━━ RECORDS SHOWN ━━

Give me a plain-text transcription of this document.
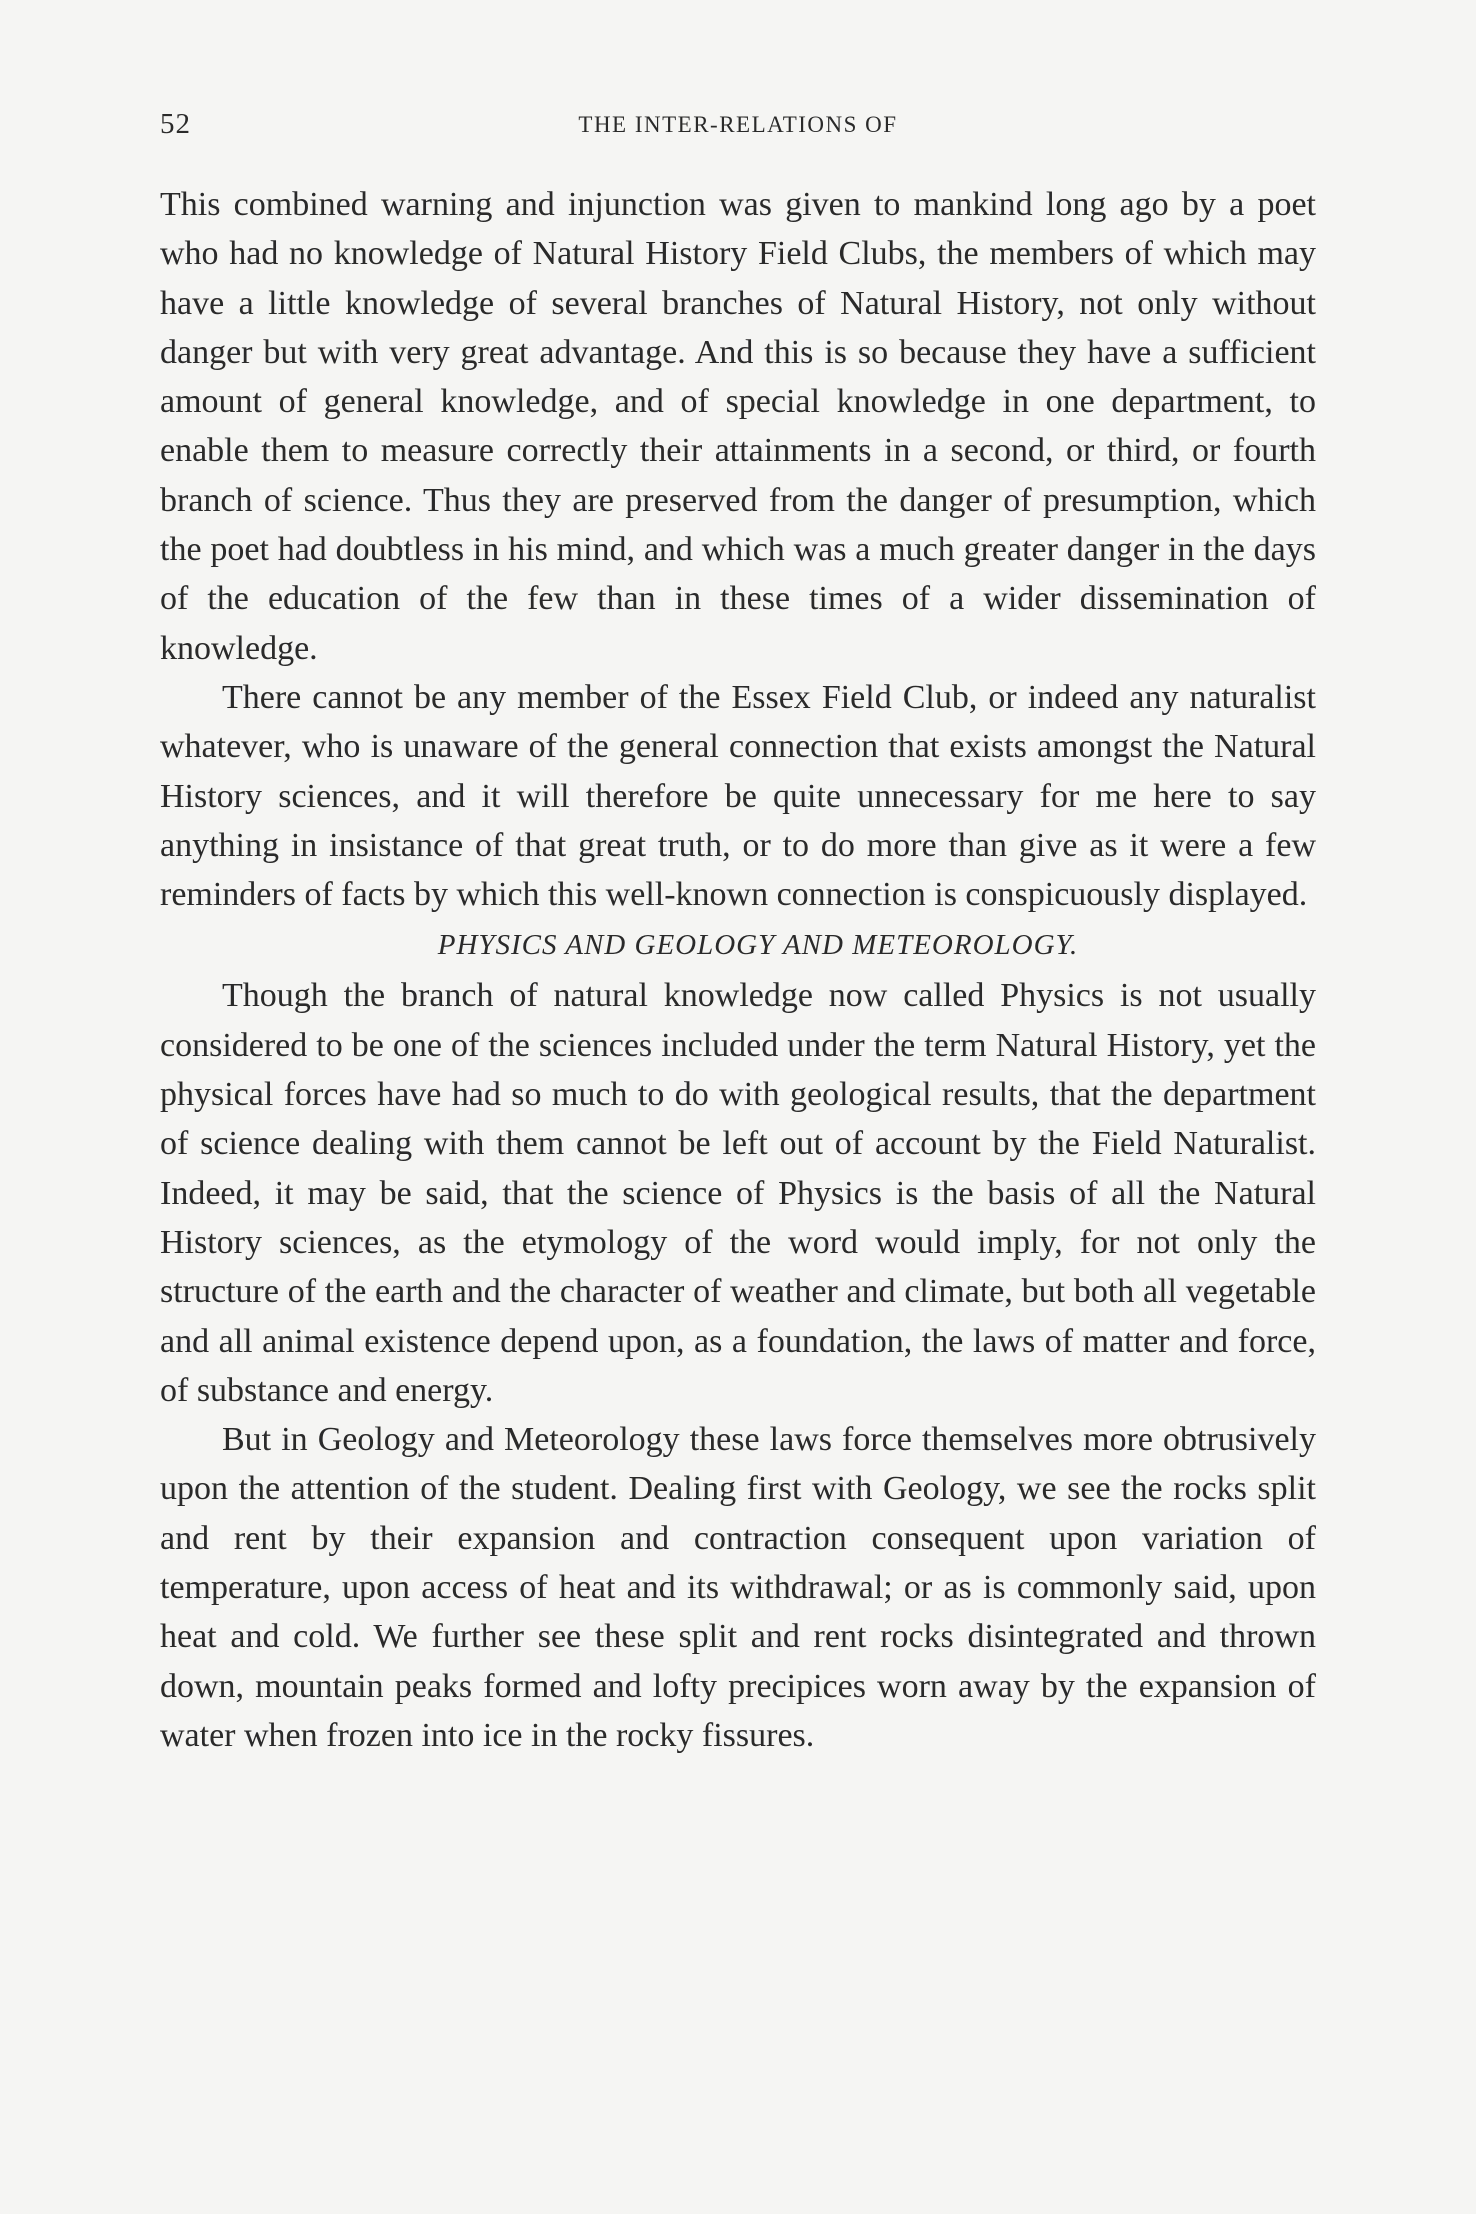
52	THE INTER-RELATIONS OF

This combined warning and injunction was given to mankind long ago by a poet who had no knowledge of Natural History Field Clubs, the members of which may have a little knowledge of several branches of Natural History, not only without danger but with very great advantage. And this is so because they have a sufficient amount of general knowledge, and of special knowledge in one department, to enable them to measure correctly their attainments in a second, or third, or fourth branch of science. Thus they are preserved from the danger of presumption, which the poet had doubtless in his mind, and which was a much greater danger in the days of the education of the few than in these times of a wider dissemination of knowledge.

There cannot be any member of the Essex Field Club, or indeed any naturalist whatever, who is unaware of the general connection that exists amongst the Natural History sciences, and it will therefore be quite unnecessary for me here to say anything in insistance of that great truth, or to do more than give as it were a few reminders of facts by which this well-known connection is conspicuously displayed.

PHYSICS AND GEOLOGY AND METEOROLOGY.

Though the branch of natural knowledge now called Physics is not usually considered to be one of the sciences included under the term Natural History, yet the physical forces have had so much to do with geological results, that the department of science dealing with them cannot be left out of account by the Field Naturalist. Indeed, it may be said, that the science of Physics is the basis of all the Natural History sciences, as the etymology of the word would imply, for not only the structure of the earth and the character of weather and climate, but both all vegetable and all animal existence depend upon, as a foundation, the laws of matter and force, of substance and energy.

But in Geology and Meteorology these laws force themselves more obtrusively upon the attention of the student. Dealing first with Geology, we see the rocks split and rent by their expansion and contraction consequent upon variation of temperature, upon access of heat and its withdrawal; or as is commonly said, upon heat and cold. We further see these split and rent rocks disintegrated and thrown down, mountain peaks formed and lofty precipices worn away by the expansion of water when frozen into ice in the rocky fissures.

━━━

Images should not appear in the copy; retype the listing above exactly.

#### OUTPUT OF THE EXERCISE:
Give me a plain-text transcription of this document.
52	THE INTER-RELATIONS OF

This combined warning and injunction was given to mankind long ago by a poet who had no knowledge of Natural History Field Clubs, the members of which may have a little knowledge of several branches of Natural History, not only without danger but with very great advantage. And this is so because they have a sufficient amount of general knowledge, and of special knowledge in one department, to enable them to measure correctly their attainments in a second, or third, or fourth branch of science. Thus they are preserved from the danger of presumption, which the poet had doubtless in his mind, and which was a much greater danger in the days of the education of the few than in these times of a wider dissemination of knowledge.

There cannot be any member of the Essex Field Club, or indeed any naturalist whatever, who is unaware of the general connection that exists amongst the Natural History sciences, and it will therefore be quite unnecessary for me here to say anything in insistance of that great truth, or to do more than give as it were a few reminders of facts by which this well-known connection is conspicuously displayed.

PHYSICS AND GEOLOGY AND METEOROLOGY.

Though the branch of natural knowledge now called Physics is not usually considered to be one of the sciences included under the term Natural History, yet the physical forces have had so much to do with geological results, that the department of science dealing with them cannot be left out of account by the Field Naturalist. Indeed, it may be said, that the science of Physics is the basis of all the Natural History sciences, as the etymology of the word would imply, for not only the structure of the earth and the character of weather and climate, but both all vegetable and all animal existence depend upon, as a foundation, the laws of matter and force, of substance and energy.

But in Geology and Meteorology these laws force themselves more obtrusively upon the attention of the student. Dealing first with Geology, we see the rocks split and rent by their expansion and contraction consequent upon variation of temperature, upon access of heat and its withdrawal; or as is commonly said, upon heat and cold. We further see these split and rent rocks disintegrated and thrown down, mountain peaks formed and lofty precipices worn away by the expansion of water when frozen into ice in the rocky fissures.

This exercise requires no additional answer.